_SET PROBLEM_. The exercise asks you to copy every line below in which "desc" appears.

_INPUT MATERIAL_.

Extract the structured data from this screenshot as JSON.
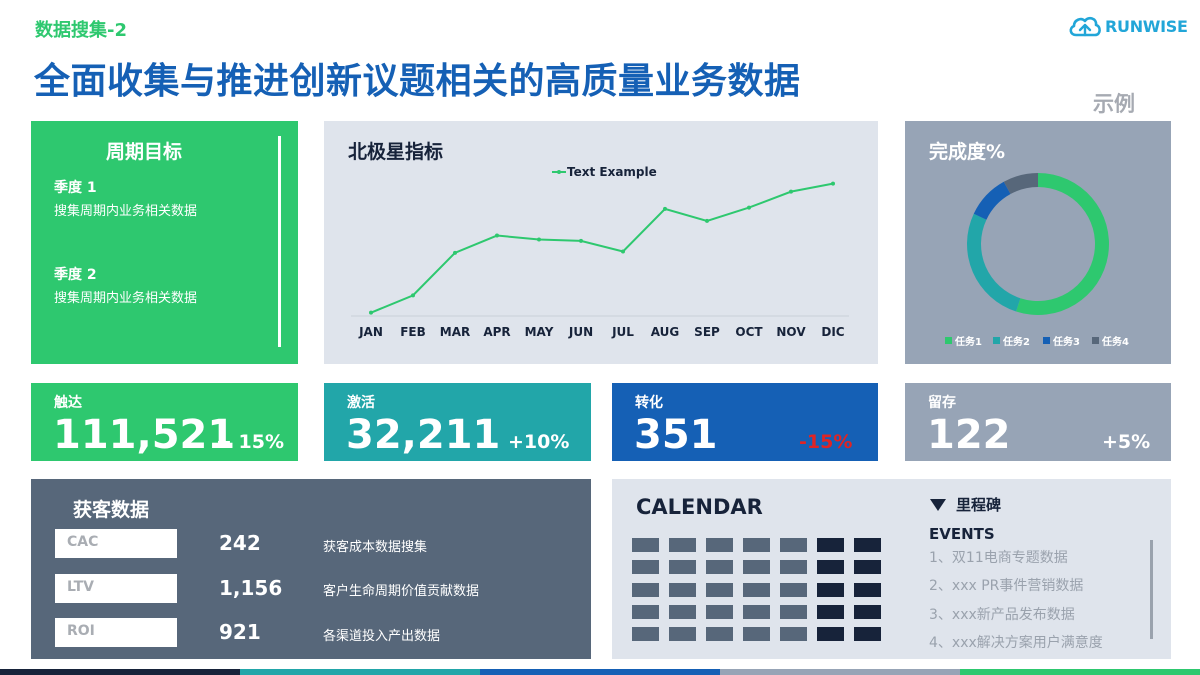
{
  "header": {
    "subtitle": "数据搜集-2",
    "title": "全面收集与推进创新议题相关的高质量业务数据",
    "example_tag": "示例",
    "logo_text": "RUNWISE"
  },
  "goals": {
    "title": "周期目标",
    "items": [
      {
        "label": "季度 1",
        "desc": "搜集周期内业务相关数据"
      },
      {
        "label": "季度 2",
        "desc": "搜集周期内业务相关数据"
      }
    ]
  },
  "north_star": {
    "title": "北极星指标"
  },
  "chart_data": {
    "type": "line",
    "categories": [
      "JAN",
      "FEB",
      "MAR",
      "APR",
      "MAY",
      "JUN",
      "JUL",
      "AUG",
      "SEP",
      "OCT",
      "NOV",
      "DIC"
    ],
    "series": [
      {
        "name": "Text Example",
        "values": [
          1,
          14,
          46,
          59,
          56,
          55,
          47,
          79,
          70,
          80,
          92,
          98
        ],
        "color": "#2ec86f"
      }
    ],
    "ylim": [
      0,
      100
    ],
    "legend": "top-center",
    "grid": false
  },
  "completion": {
    "title": "完成度%",
    "slices": [
      {
        "name": "任务1",
        "value": 55,
        "color": "#2ec86f"
      },
      {
        "name": "任务2",
        "value": 27,
        "color": "#22a6a9"
      },
      {
        "name": "任务3",
        "value": 10,
        "color": "#1560b5"
      },
      {
        "name": "任务4",
        "value": 8,
        "color": "#57677a"
      }
    ]
  },
  "kpis": [
    {
      "label": "触达",
      "value": "111,521",
      "change": "+ 15%",
      "bg": "#2ec86f",
      "change_color": "#ffffff"
    },
    {
      "label": "激活",
      "value": "32,211",
      "change": "+10%",
      "bg": "#22a6a9",
      "change_color": "#ffffff"
    },
    {
      "label": "转化",
      "value": "351",
      "change": "-15%",
      "bg": "#1560b5",
      "change_color": "#e02424"
    },
    {
      "label": "留存",
      "value": "122",
      "change": "+5%",
      "bg": "#97a4b6",
      "change_color": "#ffffff"
    }
  ],
  "acquisition": {
    "title": "获客数据",
    "rows": [
      {
        "metric": "CAC",
        "value": "242",
        "desc": "获客成本数据搜集"
      },
      {
        "metric": "LTV",
        "value": "1,156",
        "desc": "客户生命周期价值贡献数据"
      },
      {
        "metric": "ROI",
        "value": "921",
        "desc": "各渠道投入产出数据"
      }
    ]
  },
  "calendar": {
    "title": "CALENDAR",
    "milestone_title": "里程碑",
    "events_label": "EVENTS",
    "events": [
      "1、双11电商专题数据",
      "2、xxx PR事件营销数据",
      "3、xxx新产品发布数据",
      "4、xxx解决方案用户满意度"
    ]
  },
  "colors": {
    "green": "#2ec86f",
    "teal": "#22a6a9",
    "blue": "#1560b5",
    "slate": "#57677a",
    "gray_blue": "#97a4b6",
    "navy": "#17233a"
  }
}
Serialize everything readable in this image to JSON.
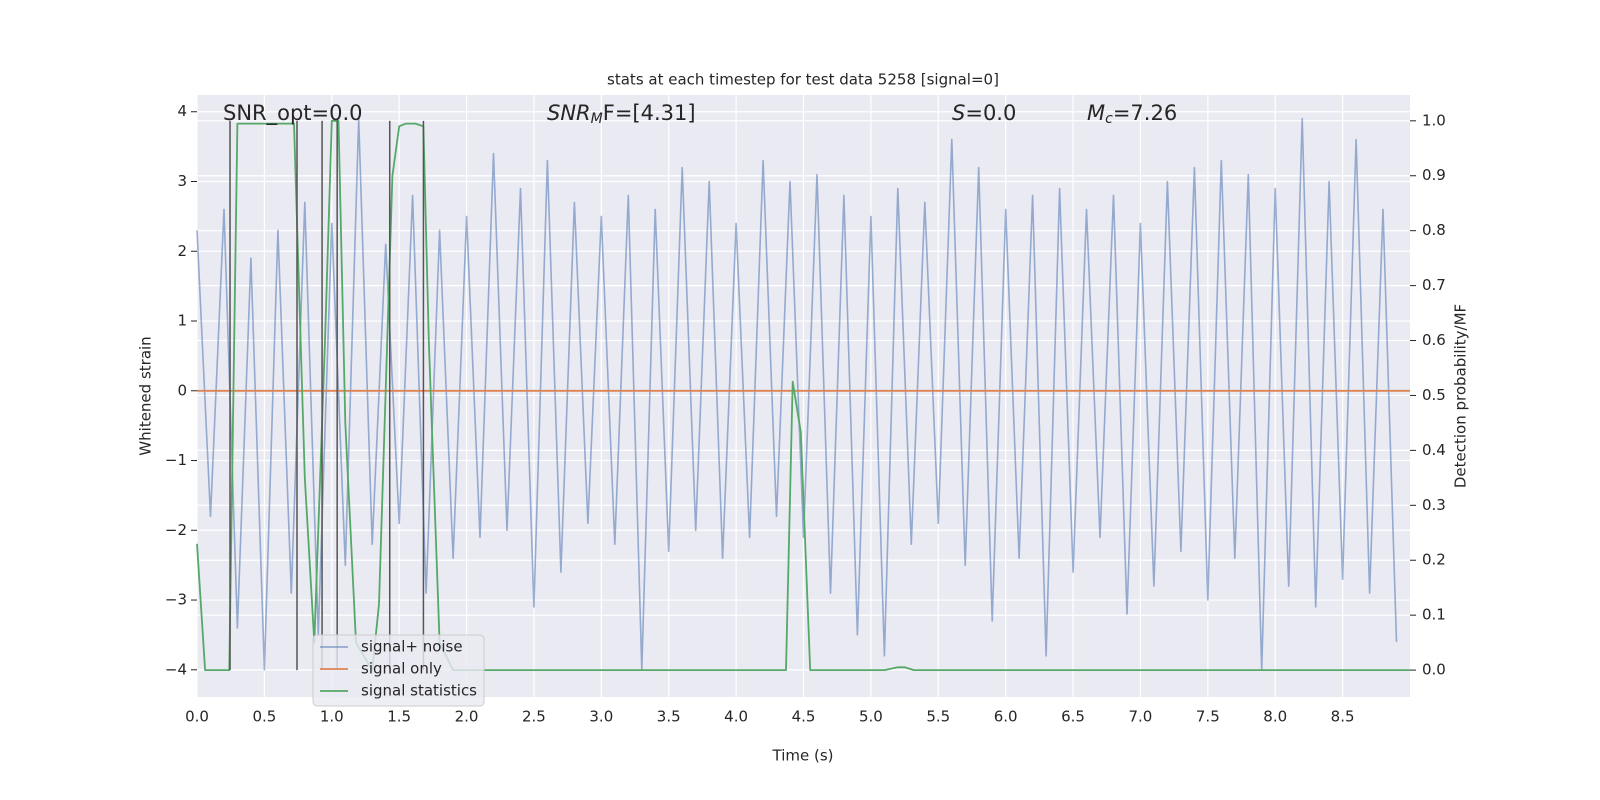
{
  "chart_data": {
    "type": "line",
    "title": "stats at each timestep for test data 5258 [signal=0]",
    "xlabel": "Time (s)",
    "ylabel": "Whitened strain",
    "y2label": "Detection probability/MF",
    "annotations": [
      {
        "main": "SNR_opt=0.0"
      },
      {
        "main": "SNR",
        "sub": "M",
        "rest": "F=[4.31]"
      },
      {
        "main": "S",
        "rest": "=0.0"
      },
      {
        "main": "M",
        "sub": "c",
        "rest": "=7.26"
      }
    ],
    "xlim": [
      0,
      9.0
    ],
    "ylim": [
      -4.39,
      4.24
    ],
    "y2lim": [
      -0.049,
      1.047
    ],
    "xticks": [
      {
        "value": 0,
        "label": "0.0"
      },
      {
        "value": 0.5,
        "label": "0.5"
      },
      {
        "value": 1,
        "label": "1.0"
      },
      {
        "value": 1.5,
        "label": "1.5"
      },
      {
        "value": 2,
        "label": "2.0"
      },
      {
        "value": 2.5,
        "label": "2.5"
      },
      {
        "value": 3,
        "label": "3.0"
      },
      {
        "value": 3.5,
        "label": "3.5"
      },
      {
        "value": 4,
        "label": "4.0"
      },
      {
        "value": 4.5,
        "label": "4.5"
      },
      {
        "value": 5,
        "label": "5.0"
      },
      {
        "value": 5.5,
        "label": "5.5"
      },
      {
        "value": 6,
        "label": "6.0"
      },
      {
        "value": 6.5,
        "label": "6.5"
      },
      {
        "value": 7,
        "label": "7.0"
      },
      {
        "value": 7.5,
        "label": "7.5"
      },
      {
        "value": 8,
        "label": "8.0"
      },
      {
        "value": 8.5,
        "label": "8.5"
      }
    ],
    "yticks": [
      {
        "value": -4,
        "label": "−4"
      },
      {
        "value": -3,
        "label": "−3"
      },
      {
        "value": -2,
        "label": "−2"
      },
      {
        "value": -1,
        "label": "−1"
      },
      0,
      1,
      2,
      3,
      4
    ],
    "y2ticks": [
      {
        "value": 0,
        "label": "0.0"
      },
      {
        "value": 0.1,
        "label": "0.1"
      },
      {
        "value": 0.2,
        "label": "0.2"
      },
      {
        "value": 0.3,
        "label": "0.3"
      },
      {
        "value": 0.4,
        "label": "0.4"
      },
      {
        "value": 0.5,
        "label": "0.5"
      },
      {
        "value": 0.6,
        "label": "0.6"
      },
      {
        "value": 0.7,
        "label": "0.7"
      },
      {
        "value": 0.8,
        "label": "0.8"
      },
      {
        "value": 0.9,
        "label": "0.9"
      },
      {
        "value": 1.0,
        "label": "1.0"
      }
    ],
    "grid": true,
    "legend": "lower left",
    "vlines": [
      0.245,
      0.742,
      0.928,
      1.04,
      1.43,
      1.68
    ],
    "vline_span": [
      0,
      1
    ],
    "vline_color": "#555555",
    "series": [
      {
        "name": "signal+ noise",
        "color": "#4c72b0",
        "x": [
          0,
          0.1,
          0.2,
          0.3,
          0.4,
          0.5,
          0.6,
          0.7,
          0.8,
          0.9,
          1,
          1.1,
          1.2,
          1.3,
          1.4,
          1.5,
          1.6,
          1.7,
          1.8,
          1.9,
          2,
          2.1,
          2.2,
          2.3,
          2.4,
          2.5,
          2.6,
          2.7,
          2.8,
          2.9,
          3,
          3.1,
          3.2,
          3.3,
          3.4,
          3.5,
          3.6,
          3.7,
          3.8,
          3.9,
          4,
          4.1,
          4.2,
          4.3,
          4.4,
          4.5,
          4.6,
          4.7,
          4.8,
          4.9,
          5,
          5.1,
          5.2,
          5.3,
          5.4,
          5.5,
          5.6,
          5.7,
          5.8,
          5.9,
          6,
          6.1,
          6.2,
          6.3,
          6.4,
          6.5,
          6.6,
          6.7,
          6.8,
          6.9,
          7,
          7.1,
          7.2,
          7.3,
          7.4,
          7.5,
          7.6,
          7.7,
          7.8,
          7.9,
          8,
          8.1,
          8.2,
          8.3,
          8.4,
          8.5,
          8.6,
          8.7,
          8.8,
          8.9
        ],
        "values": [
          2.3,
          -1.8,
          2.6,
          -3.4,
          1.9,
          -4.0,
          2.3,
          -2.9,
          2.7,
          -3.5,
          2.4,
          -2.5,
          3.9,
          -2.2,
          2.1,
          -1.9,
          2.8,
          -2.9,
          2.3,
          -2.4,
          2.5,
          -2.1,
          3.4,
          -2.0,
          2.9,
          -3.1,
          3.3,
          -2.6,
          2.7,
          -1.9,
          2.5,
          -2.2,
          2.8,
          -4.0,
          2.6,
          -2.3,
          3.2,
          -2.0,
          3.0,
          -2.4,
          2.4,
          -2.1,
          3.3,
          -1.8,
          3.0,
          -2.1,
          3.1,
          -2.9,
          2.8,
          -3.5,
          2.5,
          -3.8,
          2.9,
          -2.2,
          2.7,
          -1.9,
          3.6,
          -2.5,
          3.2,
          -3.3,
          2.6,
          -2.4,
          2.8,
          -3.8,
          2.9,
          -2.6,
          2.6,
          -2.1,
          2.8,
          -3.2,
          2.4,
          -2.8,
          3.0,
          -2.3,
          3.2,
          -3.0,
          3.3,
          -2.4,
          3.1,
          -4.0,
          2.9,
          -2.8,
          3.9,
          -3.1,
          3.0,
          -2.7,
          3.6,
          -2.9,
          2.6,
          -3.6
        ]
      },
      {
        "name": "signal only",
        "color": "#dd8452",
        "x": [
          0,
          9.0
        ],
        "values": [
          0,
          0
        ]
      },
      {
        "name": "signal statistics",
        "color": "#55a868",
        "axis": "y2",
        "x": [
          0,
          0.06,
          0.24,
          0.3,
          0.45,
          0.72,
          0.8,
          0.87,
          0.95,
          1.0,
          1.05,
          1.1,
          1.18,
          1.3,
          1.35,
          1.45,
          1.5,
          1.55,
          1.62,
          1.68,
          1.72,
          1.8,
          1.9,
          4.37,
          4.42,
          4.48,
          4.55,
          5.1,
          5.2,
          5.25,
          5.32,
          9.0
        ],
        "values": [
          0.23,
          0,
          0,
          0.995,
          0.995,
          0.995,
          0.35,
          0.05,
          0.6,
          1.0,
          1.0,
          0.45,
          0.05,
          0.0,
          0.12,
          0.9,
          0.99,
          0.995,
          0.995,
          0.99,
          0.6,
          0.05,
          0.0,
          0.0,
          0.525,
          0.433,
          0.0,
          0.0,
          0.005,
          0.005,
          0.0,
          0.0
        ]
      }
    ]
  }
}
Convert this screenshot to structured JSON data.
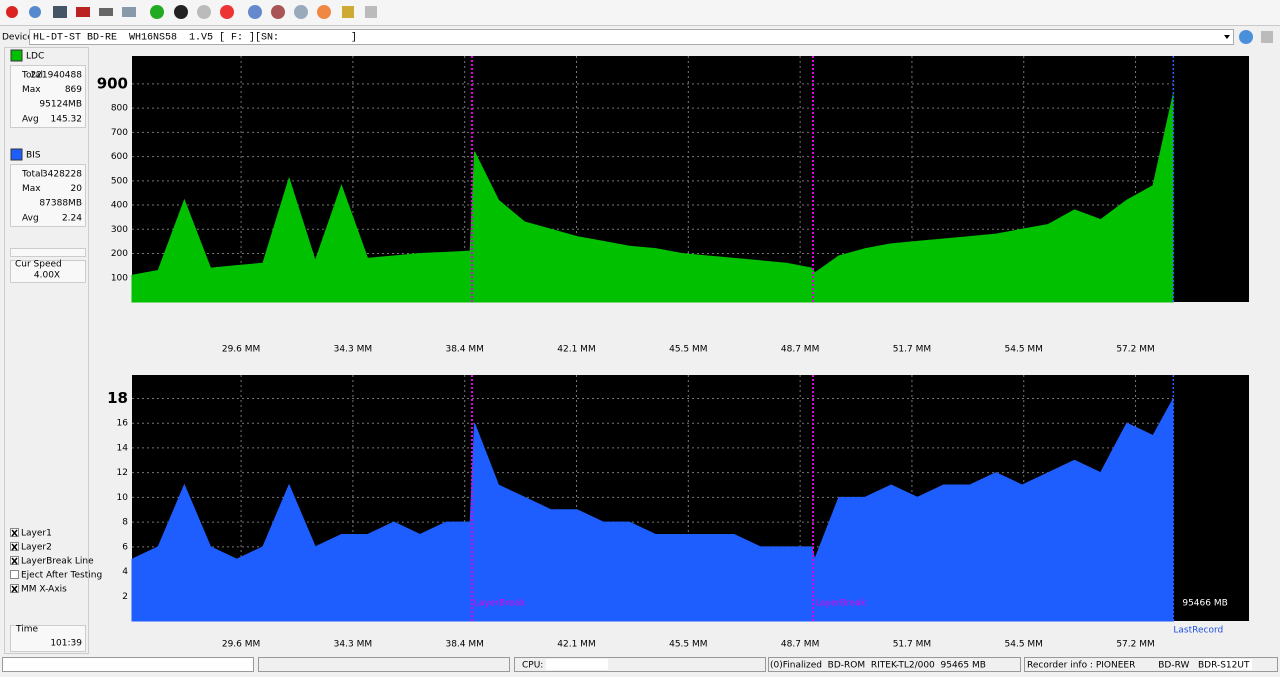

_SOLUTION TO THE PROBLEM_.
        "desc": "搜集周期内业务相关数据"
        "desc": "搜集周期内业务相关数据"
        "desc": "获客成本数据搜集"
        "desc": "客户生命周期价值贡献数据"
        "desc": "各渠道投入产出数据"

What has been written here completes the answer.